*THE TASK*. Repeat every line below exactly, word for word.

[Dataset items]
####################
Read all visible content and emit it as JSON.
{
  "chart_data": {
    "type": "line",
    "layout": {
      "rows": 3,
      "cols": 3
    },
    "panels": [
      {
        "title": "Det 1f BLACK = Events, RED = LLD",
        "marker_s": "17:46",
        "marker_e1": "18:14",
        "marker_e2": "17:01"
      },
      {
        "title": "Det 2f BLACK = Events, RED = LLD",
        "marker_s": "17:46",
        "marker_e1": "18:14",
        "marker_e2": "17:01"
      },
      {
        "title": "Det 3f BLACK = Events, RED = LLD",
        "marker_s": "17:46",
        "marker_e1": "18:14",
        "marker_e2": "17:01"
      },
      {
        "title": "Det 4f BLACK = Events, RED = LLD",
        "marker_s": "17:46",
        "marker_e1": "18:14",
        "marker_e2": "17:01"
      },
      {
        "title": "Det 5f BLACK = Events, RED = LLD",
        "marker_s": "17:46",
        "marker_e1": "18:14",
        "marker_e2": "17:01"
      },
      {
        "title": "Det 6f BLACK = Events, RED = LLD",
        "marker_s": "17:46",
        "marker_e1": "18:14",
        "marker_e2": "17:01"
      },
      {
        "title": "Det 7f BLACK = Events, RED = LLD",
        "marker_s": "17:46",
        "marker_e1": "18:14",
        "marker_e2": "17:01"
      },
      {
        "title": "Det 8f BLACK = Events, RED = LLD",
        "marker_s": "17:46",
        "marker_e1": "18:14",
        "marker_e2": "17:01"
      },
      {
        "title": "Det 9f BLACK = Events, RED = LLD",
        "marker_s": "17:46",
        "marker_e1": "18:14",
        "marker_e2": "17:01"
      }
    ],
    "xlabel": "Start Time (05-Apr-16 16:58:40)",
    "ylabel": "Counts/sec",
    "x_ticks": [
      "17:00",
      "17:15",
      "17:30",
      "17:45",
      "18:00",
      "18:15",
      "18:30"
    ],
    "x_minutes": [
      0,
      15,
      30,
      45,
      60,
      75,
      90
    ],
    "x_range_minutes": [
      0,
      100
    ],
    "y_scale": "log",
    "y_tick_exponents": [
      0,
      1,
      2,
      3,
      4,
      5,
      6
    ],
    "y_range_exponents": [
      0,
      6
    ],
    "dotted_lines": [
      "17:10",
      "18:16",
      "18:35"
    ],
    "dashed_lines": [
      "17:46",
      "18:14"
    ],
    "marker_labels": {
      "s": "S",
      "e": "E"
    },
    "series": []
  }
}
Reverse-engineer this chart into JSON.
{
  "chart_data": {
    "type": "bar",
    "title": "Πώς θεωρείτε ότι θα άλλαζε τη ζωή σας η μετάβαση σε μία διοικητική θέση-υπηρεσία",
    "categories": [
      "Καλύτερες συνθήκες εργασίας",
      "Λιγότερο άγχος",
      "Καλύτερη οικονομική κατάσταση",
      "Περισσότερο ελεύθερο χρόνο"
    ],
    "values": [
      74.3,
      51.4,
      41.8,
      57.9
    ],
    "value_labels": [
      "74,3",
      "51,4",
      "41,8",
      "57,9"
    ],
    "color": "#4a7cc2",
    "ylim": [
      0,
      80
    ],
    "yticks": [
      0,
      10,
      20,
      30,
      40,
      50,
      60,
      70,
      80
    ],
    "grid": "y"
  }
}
####################
*WORKED ANSWER*.
Read all visible content and emit it as JSON.
{
  "chart_data": {
    "type": "line",
    "layout": {
      "rows": 3,
      "cols": 3
    },
    "panels": [
      {
        "title": "Det 1f BLACK = Events, RED = LLD",
        "marker_s": "17:46",
        "marker_e1": "18:14",
        "marker_e2": "17:01"
      },
      {
        "title": "Det 2f BLACK = Events, RED = LLD",
        "marker_s": "17:46",
        "marker_e1": "18:14",
        "marker_e2": "17:01"
      },
      {
        "title": "Det 3f BLACK = Events, RED = LLD",
        "marker_s": "17:46",
        "marker_e1": "18:14",
        "marker_e2": "17:01"
      },
      {
        "title": "Det 4f BLACK = Events, RED = LLD",
        "marker_s": "17:46",
        "marker_e1": "18:14",
        "marker_e2": "17:01"
      },
      {
        "title": "Det 5f BLACK = Events, RED = LLD",
        "marker_s": "17:46",
        "marker_e1": "18:14",
        "marker_e2": "17:01"
      },
      {
        "title": "Det 6f BLACK = Events, RED = LLD",
        "marker_s": "17:46",
        "marker_e1": "18:14",
        "marker_e2": "17:01"
      },
      {
        "title": "Det 7f BLACK = Events, RED = LLD",
        "marker_s": "17:46",
        "marker_e1": "18:14",
        "marker_e2": "17:01"
      },
      {
        "title": "Det 8f BLACK = Events, RED = LLD",
        "marker_s": "17:46",
        "marker_e1": "18:14",
        "marker_e2": "17:01"
      },
      {
        "title": "Det 9f BLACK = Events, RED = LLD",
        "marker_s": "17:46",
        "marker_e1": "18:14",
        "marker_e2": "17:01"
      }
    ],
    "xlabel": "Start Time (05-Apr-16 16:58:40)",
    "ylabel": "Counts/sec",
    "x_ticks": [
      "17:00",
      "17:15",
      "17:30",
      "17:45",
      "18:00",
      "18:15",
      "18:30"
    ],
    "x_minutes": [
      0,
      15,
      30,
      45,
      60,
      75,
      90
    ],
    "x_range_minutes": [
      0,
      100
    ],
    "y_scale": "log",
    "y_tick_exponents": [
      0,
      1,
      2,
      3,
      4,
      5,
      6
    ],
    "y_range_exponents": [
      0,
      6
    ],
    "dotted_lines": [
      "17:10",
      "18:16",
      "18:35"
    ],
    "dashed_lines": [
      "17:46",
      "18:14"
    ],
    "marker_labels": {
      "s": "S",
      "e": "E"
    },
    "series": []
  }
}
Reverse-engineer this chart into JSON.
{
  "chart_data": {
    "type": "bar",
    "title": "Πώς θεωρείτε ότι θα άλλαζε τη ζωή σας η μετάβαση σε μία διοικητική θέση-υπηρεσία",
    "categories": [
      "Καλύτερες συνθήκες εργασίας",
      "Λιγότερο άγχος",
      "Καλύτερη οικονομική κατάσταση",
      "Περισσότερο ελεύθερο χρόνο"
    ],
    "values": [
      74.3,
      51.4,
      41.8,
      57.9
    ],
    "value_labels": [
      "74,3",
      "51,4",
      "41,8",
      "57,9"
    ],
    "color": "#4a7cc2",
    "ylim": [
      0,
      80
    ],
    "yticks": [
      0,
      10,
      20,
      30,
      40,
      50,
      60,
      70,
      80
    ],
    "grid": "y"
  }
}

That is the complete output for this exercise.